**GIVEN INSTRUCTION**
Reproduce the records below exactly as they appear.

**PROVIDED MATERIAL**
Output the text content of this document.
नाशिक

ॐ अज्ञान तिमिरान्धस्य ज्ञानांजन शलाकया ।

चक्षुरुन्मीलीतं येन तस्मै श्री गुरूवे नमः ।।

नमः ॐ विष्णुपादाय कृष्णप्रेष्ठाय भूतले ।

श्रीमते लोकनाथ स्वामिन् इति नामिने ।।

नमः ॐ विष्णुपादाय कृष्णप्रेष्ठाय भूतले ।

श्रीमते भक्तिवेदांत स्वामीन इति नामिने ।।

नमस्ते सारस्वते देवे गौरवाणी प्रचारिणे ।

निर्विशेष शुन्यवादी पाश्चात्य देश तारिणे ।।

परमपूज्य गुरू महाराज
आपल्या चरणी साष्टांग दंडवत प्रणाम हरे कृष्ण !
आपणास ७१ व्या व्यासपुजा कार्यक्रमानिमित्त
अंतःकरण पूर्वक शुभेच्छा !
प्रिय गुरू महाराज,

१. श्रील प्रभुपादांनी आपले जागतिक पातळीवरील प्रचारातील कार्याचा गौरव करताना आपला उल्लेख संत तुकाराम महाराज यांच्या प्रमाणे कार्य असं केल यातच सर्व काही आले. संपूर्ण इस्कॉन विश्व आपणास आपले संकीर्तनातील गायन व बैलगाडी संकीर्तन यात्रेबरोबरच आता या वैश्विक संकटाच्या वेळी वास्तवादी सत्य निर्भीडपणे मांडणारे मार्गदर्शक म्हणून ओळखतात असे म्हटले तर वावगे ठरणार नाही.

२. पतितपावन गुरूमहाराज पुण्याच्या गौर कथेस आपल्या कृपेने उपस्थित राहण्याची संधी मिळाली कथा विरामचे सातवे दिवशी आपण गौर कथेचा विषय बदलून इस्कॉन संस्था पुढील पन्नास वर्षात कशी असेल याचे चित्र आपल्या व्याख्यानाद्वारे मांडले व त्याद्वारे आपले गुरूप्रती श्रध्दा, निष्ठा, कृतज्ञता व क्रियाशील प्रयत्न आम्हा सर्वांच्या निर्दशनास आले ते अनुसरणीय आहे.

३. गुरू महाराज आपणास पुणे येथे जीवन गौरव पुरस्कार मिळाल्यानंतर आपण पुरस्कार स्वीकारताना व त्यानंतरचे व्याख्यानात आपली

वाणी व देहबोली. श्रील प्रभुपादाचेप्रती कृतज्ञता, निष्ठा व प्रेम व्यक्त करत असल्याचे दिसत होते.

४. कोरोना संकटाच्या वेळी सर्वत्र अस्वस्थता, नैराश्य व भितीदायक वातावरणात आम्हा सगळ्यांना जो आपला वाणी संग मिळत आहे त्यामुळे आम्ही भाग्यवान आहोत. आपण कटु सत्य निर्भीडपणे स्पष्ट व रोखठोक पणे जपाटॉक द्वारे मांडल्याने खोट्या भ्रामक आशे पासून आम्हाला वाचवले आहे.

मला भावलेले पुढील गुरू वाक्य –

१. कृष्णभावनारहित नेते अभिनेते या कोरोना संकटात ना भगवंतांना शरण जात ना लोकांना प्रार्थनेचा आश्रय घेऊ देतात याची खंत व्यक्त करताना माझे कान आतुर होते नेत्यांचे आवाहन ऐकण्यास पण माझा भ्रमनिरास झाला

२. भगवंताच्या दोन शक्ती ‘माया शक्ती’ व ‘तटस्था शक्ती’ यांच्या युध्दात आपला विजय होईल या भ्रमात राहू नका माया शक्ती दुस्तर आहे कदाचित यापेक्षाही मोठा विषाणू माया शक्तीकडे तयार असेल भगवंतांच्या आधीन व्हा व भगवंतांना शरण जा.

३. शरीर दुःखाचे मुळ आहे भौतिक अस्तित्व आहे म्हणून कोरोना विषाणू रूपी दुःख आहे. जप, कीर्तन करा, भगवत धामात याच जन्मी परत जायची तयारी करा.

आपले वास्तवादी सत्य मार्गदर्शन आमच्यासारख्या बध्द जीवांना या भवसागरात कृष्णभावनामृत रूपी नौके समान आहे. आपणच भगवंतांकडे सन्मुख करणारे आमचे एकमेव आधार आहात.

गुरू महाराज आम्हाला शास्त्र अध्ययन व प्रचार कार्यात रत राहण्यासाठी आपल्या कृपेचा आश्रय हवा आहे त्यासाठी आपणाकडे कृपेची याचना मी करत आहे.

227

**SOLUTION FOR THIS EXERCISE**
Output the text content of this document.
नाशिक

ॐ अज्ञान तिमिरान्धस्य ज्ञानांजन शलाकया ।

चक्षुरुन्मीलीतं येन तस्मै श्री गुरूवे नमः ।।

नमः ॐ विष्णुपादाय कृष्णप्रेष्ठाय भूतले ।

श्रीमते लोकनाथ स्वामिन् इति नामिने ।।

नमः ॐ विष्णुपादाय कृष्णप्रेष्ठाय भूतले ।

श्रीमते भक्तिवेदांत स्वामीन इति नामिने ।।

नमस्ते सारस्वते देवे गौरवाणी प्रचारिणे ।

निर्विशेष शुन्यवादी पाश्चात्य देश तारिणे ।।

परमपूज्य गुरू महाराज
आपल्या चरणी साष्टांग दंडवत प्रणाम हरे कृष्ण !
आपणास ७१ व्या व्यासपुजा कार्यक्रमानिमित्त
अंतःकरण पूर्वक शुभेच्छा !
प्रिय गुरू महाराज,

१. श्रील प्रभुपादांनी आपले जागतिक पातळीवरील प्रचारातील कार्याचा गौरव करताना आपला उल्लेख संत तुकाराम महाराज यांच्या प्रमाणे कार्य असं केल यातच सर्व काही आले. संपूर्ण इस्कॉन विश्व आपणास आपले संकीर्तनातील गायन व बैलगाडी संकीर्तन यात्रेबरोबरच आता या वैश्विक संकटाच्या वेळी वास्तवादी सत्य निर्भीडपणे मांडणारे मार्गदर्शक म्हणून ओळखतात असे म्हटले तर वावगे ठरणार नाही.

२. पतितपावन गुरूमहाराज पुण्याच्या गौर कथेस आपल्या कृपेने उपस्थित राहण्याची संधी मिळाली कथा विरामचे सातवे दिवशी आपण गौर कथेचा विषय बदलून इस्कॉन संस्था पुढील पन्नास वर्षात कशी असेल याचे चित्र आपल्या व्याख्यानाद्वारे मांडले व त्याद्वारे आपले गुरूप्रती श्रध्दा, निष्ठा, कृतज्ञता व क्रियाशील प्रयत्न आम्हा सर्वांच्या निर्दशनास आले ते अनुसरणीय आहे.

३. गुरू महाराज आपणास पुणे येथे जीवन गौरव पुरस्कार मिळाल्यानंतर आपण पुरस्कार स्वीकारताना व त्यानंतरचे व्याख्यानात आपली

वाणी व देहबोली. श्रील प्रभुपादाचेप्रती कृतज्ञता, निष्ठा व प्रेम व्यक्त करत असल्याचे दिसत होते.

४. कोरोना संकटाच्या वेळी सर्वत्र अस्वस्थता, नैराश्य व भितीदायक वातावरणात आम्हा सगळ्यांना जो आपला वाणी संग मिळत आहे त्यामुळे आम्ही भाग्यवान आहोत. आपण कटु सत्य निर्भीडपणे स्पष्ट व रोखठोक पणे जपाटॉक द्वारे मांडल्याने खोट्या भ्रामक आशे पासून आम्हाला वाचवले आहे.

मला भावलेले पुढील गुरू वाक्य –

१. कृष्णभावनारहित नेते अभिनेते या कोरोना संकटात ना भगवंतांना शरण जात ना लोकांना प्रार्थनेचा आश्रय घेऊ देतात याची खंत व्यक्त करताना माझे कान आतुर होते नेत्यांचे आवाहन ऐकण्यास पण माझा भ्रमनिरास झाला

२. भगवंताच्या दोन शक्ती ‘माया शक्ती’ व ‘तटस्था शक्ती’ यांच्या युध्दात आपला विजय होईल या भ्रमात राहू नका माया शक्ती दुस्तर आहे कदाचित यापेक्षाही मोठा विषाणू माया शक्तीकडे तयार असेल भगवंतांच्या आधीन व्हा व भगवंतांना शरण जा.

३. शरीर दुःखाचे मुळ आहे भौतिक अस्तित्व आहे म्हणून कोरोना विषाणू रूपी दुःख आहे. जप, कीर्तन करा, भगवत धामात याच जन्मी परत जायची तयारी करा.

आपले वास्तवादी सत्य मार्गदर्शन आमच्यासारख्या बध्द जीवांना या भवसागरात कृष्णभावनामृत रूपी नौके समान आहे. आपणच भगवंतांकडे सन्मुख करणारे आमचे एकमेव आधार आहात.

गुरू महाराज आम्हाला शास्त्र अध्ययन व प्रचार कार्यात रत राहण्यासाठी आपल्या कृपेचा आश्रय हवा आहे त्यासाठी आपणाकडे कृपेची याचना मी करत आहे.

227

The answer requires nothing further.